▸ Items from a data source
::::::::::

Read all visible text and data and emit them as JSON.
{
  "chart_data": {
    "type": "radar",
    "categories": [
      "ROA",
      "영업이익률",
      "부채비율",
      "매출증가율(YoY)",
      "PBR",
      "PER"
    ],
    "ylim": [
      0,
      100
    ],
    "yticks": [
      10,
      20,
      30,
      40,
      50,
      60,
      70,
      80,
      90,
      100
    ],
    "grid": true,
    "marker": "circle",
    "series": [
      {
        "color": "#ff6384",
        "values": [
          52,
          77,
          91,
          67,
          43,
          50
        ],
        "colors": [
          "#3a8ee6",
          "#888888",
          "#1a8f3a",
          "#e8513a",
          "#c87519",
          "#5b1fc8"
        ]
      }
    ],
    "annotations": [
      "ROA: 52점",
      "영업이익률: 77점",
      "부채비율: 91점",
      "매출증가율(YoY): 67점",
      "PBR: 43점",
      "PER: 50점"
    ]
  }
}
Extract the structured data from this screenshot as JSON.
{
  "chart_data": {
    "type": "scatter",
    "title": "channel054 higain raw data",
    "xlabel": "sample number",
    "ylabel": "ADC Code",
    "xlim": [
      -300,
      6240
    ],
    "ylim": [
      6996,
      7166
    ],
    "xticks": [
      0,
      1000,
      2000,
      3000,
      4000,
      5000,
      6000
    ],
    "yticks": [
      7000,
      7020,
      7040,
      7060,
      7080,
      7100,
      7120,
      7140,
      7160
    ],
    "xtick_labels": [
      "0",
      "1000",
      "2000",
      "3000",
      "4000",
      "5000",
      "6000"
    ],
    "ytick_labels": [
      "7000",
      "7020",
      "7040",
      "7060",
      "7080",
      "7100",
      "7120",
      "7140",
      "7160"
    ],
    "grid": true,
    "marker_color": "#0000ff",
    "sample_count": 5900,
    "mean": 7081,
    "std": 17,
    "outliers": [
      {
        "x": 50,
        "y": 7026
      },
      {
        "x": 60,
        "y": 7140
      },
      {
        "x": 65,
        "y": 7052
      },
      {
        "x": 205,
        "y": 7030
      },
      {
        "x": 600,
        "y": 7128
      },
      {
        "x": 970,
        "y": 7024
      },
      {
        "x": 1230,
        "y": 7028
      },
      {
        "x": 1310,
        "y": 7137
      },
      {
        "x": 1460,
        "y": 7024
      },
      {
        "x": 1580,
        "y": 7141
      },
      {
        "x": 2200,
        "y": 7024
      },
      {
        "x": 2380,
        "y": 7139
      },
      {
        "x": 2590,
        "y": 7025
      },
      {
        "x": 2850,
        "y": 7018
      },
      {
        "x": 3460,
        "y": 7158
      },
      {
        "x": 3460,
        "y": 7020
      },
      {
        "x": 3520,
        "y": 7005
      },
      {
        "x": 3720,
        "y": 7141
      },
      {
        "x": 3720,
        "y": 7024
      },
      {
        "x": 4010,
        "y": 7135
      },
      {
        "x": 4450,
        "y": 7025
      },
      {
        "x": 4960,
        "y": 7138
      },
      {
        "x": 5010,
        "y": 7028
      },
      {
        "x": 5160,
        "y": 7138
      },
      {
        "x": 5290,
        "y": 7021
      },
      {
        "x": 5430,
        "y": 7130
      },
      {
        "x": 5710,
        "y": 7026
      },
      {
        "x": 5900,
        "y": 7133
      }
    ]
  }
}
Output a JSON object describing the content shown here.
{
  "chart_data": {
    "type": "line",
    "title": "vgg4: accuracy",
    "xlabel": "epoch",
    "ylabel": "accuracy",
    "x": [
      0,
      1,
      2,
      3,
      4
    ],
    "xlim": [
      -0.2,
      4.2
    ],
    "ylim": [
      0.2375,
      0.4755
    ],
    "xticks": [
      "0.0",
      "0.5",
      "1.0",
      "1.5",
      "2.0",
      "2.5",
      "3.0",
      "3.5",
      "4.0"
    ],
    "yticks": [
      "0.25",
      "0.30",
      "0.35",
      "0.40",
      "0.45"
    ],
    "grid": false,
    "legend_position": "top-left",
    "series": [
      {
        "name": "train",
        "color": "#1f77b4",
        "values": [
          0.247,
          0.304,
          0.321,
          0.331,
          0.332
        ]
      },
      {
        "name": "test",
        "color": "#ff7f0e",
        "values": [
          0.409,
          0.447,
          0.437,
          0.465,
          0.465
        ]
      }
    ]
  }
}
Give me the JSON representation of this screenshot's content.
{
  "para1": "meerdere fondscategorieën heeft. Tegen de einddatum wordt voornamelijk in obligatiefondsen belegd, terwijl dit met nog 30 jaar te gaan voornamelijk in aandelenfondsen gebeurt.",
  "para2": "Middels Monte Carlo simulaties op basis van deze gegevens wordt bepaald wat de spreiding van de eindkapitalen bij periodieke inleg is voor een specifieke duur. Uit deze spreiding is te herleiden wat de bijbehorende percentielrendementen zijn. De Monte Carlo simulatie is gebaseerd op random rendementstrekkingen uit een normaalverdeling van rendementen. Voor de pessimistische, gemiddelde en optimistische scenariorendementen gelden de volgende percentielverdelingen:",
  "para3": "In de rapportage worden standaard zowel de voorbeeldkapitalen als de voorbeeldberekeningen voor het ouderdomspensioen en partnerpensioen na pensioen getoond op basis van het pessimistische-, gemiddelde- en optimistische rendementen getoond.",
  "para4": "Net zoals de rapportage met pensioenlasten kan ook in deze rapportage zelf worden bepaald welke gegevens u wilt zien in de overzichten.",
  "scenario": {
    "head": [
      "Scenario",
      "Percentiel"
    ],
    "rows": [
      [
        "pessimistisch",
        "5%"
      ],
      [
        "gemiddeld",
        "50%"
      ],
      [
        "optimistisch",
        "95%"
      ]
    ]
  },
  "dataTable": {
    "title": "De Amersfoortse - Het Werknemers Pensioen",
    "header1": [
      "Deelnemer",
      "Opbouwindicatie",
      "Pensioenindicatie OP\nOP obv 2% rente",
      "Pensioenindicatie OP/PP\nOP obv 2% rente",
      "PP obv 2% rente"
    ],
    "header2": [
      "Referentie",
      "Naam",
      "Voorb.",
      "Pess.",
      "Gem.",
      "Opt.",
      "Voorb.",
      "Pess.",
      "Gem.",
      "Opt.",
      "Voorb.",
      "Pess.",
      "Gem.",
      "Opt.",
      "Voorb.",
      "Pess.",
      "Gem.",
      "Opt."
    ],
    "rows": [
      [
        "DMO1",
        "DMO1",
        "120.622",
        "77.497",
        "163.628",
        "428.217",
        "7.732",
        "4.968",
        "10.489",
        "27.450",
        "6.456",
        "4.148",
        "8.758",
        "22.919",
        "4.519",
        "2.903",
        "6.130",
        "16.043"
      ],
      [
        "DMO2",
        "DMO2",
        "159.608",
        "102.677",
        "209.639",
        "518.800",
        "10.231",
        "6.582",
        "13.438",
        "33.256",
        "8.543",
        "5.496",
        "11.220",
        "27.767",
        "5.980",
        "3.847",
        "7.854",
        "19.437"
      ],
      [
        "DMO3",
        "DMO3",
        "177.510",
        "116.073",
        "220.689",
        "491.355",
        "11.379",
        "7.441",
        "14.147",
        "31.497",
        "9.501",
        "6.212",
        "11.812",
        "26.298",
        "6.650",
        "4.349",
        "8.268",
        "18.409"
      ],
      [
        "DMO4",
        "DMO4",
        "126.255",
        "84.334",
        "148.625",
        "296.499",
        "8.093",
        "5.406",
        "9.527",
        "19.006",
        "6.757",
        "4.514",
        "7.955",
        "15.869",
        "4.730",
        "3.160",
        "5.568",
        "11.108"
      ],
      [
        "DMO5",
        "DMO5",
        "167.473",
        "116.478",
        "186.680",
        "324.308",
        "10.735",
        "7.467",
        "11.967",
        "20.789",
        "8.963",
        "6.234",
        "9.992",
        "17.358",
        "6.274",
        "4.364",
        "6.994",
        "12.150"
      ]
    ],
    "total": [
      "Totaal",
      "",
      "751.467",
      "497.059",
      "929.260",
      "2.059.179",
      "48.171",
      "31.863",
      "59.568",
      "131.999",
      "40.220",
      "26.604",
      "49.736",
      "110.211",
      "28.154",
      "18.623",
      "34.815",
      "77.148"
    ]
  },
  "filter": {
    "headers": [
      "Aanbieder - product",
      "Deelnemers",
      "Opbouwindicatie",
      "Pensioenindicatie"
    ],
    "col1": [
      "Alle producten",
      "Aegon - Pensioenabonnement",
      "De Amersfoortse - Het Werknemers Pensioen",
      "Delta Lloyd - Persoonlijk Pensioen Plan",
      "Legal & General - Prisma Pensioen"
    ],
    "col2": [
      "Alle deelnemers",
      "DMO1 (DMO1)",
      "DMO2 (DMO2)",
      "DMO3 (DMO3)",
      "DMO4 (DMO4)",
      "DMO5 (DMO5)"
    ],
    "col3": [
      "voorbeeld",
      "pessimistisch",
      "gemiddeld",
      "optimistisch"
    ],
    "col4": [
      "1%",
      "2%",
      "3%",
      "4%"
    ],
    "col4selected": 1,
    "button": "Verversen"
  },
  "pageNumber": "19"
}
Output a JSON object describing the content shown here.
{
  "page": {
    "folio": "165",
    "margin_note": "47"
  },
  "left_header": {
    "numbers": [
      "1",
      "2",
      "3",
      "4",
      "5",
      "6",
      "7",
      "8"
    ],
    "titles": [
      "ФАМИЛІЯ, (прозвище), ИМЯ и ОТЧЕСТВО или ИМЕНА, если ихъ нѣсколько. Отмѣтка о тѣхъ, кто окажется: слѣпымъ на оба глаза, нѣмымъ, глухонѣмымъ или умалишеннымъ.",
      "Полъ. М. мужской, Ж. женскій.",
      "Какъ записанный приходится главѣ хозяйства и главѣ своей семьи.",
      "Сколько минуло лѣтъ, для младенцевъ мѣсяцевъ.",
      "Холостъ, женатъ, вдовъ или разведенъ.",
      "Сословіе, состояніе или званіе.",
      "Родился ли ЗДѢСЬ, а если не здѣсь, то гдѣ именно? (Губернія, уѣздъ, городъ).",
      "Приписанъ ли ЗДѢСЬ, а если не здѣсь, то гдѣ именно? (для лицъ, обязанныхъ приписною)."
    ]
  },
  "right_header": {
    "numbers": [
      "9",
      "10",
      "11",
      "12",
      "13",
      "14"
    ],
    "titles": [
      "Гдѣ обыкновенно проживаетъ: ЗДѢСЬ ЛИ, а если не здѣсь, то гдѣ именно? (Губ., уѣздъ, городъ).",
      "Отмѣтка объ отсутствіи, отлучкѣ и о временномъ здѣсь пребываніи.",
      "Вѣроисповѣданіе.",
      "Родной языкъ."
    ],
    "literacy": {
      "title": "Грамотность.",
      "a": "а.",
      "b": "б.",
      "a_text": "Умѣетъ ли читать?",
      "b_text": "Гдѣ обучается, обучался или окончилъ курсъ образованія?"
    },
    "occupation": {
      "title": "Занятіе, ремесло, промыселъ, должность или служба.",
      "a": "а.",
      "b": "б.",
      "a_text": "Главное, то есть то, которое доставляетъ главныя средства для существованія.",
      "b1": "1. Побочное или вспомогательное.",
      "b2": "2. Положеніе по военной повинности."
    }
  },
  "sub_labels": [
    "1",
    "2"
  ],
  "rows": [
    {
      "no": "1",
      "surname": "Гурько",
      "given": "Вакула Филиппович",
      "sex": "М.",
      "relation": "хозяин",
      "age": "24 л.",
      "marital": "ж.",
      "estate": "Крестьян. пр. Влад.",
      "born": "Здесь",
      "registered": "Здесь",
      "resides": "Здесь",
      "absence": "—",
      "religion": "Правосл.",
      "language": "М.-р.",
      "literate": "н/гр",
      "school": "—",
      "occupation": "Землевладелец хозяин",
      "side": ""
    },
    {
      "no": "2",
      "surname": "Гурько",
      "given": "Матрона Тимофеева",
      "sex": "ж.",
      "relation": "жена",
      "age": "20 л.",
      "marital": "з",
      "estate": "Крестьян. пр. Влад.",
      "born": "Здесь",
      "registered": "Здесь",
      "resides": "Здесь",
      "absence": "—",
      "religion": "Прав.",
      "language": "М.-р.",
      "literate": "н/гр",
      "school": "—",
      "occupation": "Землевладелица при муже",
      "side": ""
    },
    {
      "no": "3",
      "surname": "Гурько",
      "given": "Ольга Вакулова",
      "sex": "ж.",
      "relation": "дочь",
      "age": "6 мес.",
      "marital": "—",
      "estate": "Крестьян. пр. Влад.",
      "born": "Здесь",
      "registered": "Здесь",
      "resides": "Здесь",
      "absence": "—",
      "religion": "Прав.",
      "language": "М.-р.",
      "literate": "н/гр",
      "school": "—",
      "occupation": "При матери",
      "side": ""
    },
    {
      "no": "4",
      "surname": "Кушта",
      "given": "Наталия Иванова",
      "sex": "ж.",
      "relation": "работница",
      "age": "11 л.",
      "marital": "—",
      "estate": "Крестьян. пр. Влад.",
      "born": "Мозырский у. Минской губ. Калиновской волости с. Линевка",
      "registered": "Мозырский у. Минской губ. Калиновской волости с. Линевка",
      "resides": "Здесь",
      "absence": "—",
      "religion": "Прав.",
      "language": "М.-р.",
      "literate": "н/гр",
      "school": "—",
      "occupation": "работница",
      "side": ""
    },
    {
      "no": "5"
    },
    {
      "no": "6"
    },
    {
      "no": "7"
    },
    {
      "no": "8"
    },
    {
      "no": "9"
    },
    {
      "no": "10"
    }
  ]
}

::::::::::

▸ What to produce
Of the lines in the material, how many hold the word "Werknemers"? Reply with the number only.

▸ In response
2